- [Task prompt]: Below is a listing. Gather each line of it that contains "name".

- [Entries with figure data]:
________________________________________

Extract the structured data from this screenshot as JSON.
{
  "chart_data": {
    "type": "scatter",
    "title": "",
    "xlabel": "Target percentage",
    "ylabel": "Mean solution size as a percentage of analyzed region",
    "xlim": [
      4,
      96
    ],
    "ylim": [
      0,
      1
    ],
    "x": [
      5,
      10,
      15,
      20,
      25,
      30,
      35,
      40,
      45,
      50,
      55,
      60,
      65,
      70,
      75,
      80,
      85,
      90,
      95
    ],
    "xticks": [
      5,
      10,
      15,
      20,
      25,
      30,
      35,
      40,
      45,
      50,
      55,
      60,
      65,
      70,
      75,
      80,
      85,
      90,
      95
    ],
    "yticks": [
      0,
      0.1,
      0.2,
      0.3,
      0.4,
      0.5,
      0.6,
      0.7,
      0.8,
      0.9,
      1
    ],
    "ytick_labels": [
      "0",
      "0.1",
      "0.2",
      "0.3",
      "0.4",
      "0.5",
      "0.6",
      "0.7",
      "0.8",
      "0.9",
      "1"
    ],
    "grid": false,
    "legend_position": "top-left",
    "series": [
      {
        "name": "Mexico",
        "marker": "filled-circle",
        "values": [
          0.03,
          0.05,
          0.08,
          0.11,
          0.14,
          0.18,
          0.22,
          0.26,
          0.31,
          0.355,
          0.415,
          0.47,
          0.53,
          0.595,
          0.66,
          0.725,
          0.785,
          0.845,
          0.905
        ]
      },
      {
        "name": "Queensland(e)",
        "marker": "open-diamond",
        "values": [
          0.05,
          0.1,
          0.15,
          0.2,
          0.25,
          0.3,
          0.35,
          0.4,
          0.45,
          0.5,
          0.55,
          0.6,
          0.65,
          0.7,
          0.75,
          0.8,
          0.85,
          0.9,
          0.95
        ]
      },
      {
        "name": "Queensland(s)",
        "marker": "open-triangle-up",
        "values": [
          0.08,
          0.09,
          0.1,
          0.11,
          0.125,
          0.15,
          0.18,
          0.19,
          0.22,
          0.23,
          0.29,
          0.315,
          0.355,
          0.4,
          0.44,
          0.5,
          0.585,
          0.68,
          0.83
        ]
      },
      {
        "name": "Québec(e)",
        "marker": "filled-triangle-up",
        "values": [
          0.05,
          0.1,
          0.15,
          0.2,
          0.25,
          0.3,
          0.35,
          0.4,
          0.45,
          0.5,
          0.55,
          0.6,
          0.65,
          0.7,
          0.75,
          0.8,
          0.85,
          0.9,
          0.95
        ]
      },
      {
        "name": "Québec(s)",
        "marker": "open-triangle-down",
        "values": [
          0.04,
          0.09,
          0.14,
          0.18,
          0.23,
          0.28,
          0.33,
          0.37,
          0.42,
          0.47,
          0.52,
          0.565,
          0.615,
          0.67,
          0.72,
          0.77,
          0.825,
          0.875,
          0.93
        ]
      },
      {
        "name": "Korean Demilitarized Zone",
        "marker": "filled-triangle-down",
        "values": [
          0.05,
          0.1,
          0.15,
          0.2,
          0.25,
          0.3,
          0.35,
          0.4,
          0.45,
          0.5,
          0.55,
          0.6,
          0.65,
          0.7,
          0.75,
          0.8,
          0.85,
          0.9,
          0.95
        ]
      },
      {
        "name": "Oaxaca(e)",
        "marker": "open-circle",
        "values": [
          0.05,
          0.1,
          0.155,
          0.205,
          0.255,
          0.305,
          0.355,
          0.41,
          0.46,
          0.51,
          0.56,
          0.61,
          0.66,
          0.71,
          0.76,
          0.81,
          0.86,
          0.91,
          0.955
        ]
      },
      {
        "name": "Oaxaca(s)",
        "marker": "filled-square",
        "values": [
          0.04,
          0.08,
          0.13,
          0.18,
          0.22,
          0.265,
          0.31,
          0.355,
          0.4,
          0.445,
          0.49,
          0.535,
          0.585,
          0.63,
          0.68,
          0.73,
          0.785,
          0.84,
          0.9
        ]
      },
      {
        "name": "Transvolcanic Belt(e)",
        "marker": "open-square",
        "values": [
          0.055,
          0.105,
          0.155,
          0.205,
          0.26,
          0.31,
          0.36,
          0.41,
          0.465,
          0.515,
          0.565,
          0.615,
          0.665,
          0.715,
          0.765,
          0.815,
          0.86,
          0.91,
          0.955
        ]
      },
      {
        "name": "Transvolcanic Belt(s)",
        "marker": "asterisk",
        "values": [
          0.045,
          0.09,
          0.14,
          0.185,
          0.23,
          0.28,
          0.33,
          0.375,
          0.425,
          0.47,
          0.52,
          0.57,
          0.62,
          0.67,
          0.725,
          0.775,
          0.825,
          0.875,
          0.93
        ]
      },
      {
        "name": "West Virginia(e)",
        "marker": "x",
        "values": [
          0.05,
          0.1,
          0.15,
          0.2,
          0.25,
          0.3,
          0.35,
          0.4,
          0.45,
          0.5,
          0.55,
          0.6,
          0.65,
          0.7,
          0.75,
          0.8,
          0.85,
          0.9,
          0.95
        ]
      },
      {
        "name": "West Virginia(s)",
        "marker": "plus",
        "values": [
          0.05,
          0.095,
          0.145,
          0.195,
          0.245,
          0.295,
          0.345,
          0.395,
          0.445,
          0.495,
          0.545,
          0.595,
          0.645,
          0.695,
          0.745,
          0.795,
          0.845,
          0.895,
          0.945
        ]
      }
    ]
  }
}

________________________________________

- [Task response]:
        "name": "Mexico",
        "name": "Queensland(e)",
        "name": "Queensland(s)",
        "name": "Québec(e)",
        "name": "Québec(s)",
        "name": "Korean Demilitarized Zone",
        "name": "Oaxaca(e)",
        "name": "Oaxaca(s)",
        "name": "Transvolcanic Belt(e)",
        "name": "Transvolcanic Belt(s)",
        "name": "West Virginia(e)",
        "name": "West Virginia(s)",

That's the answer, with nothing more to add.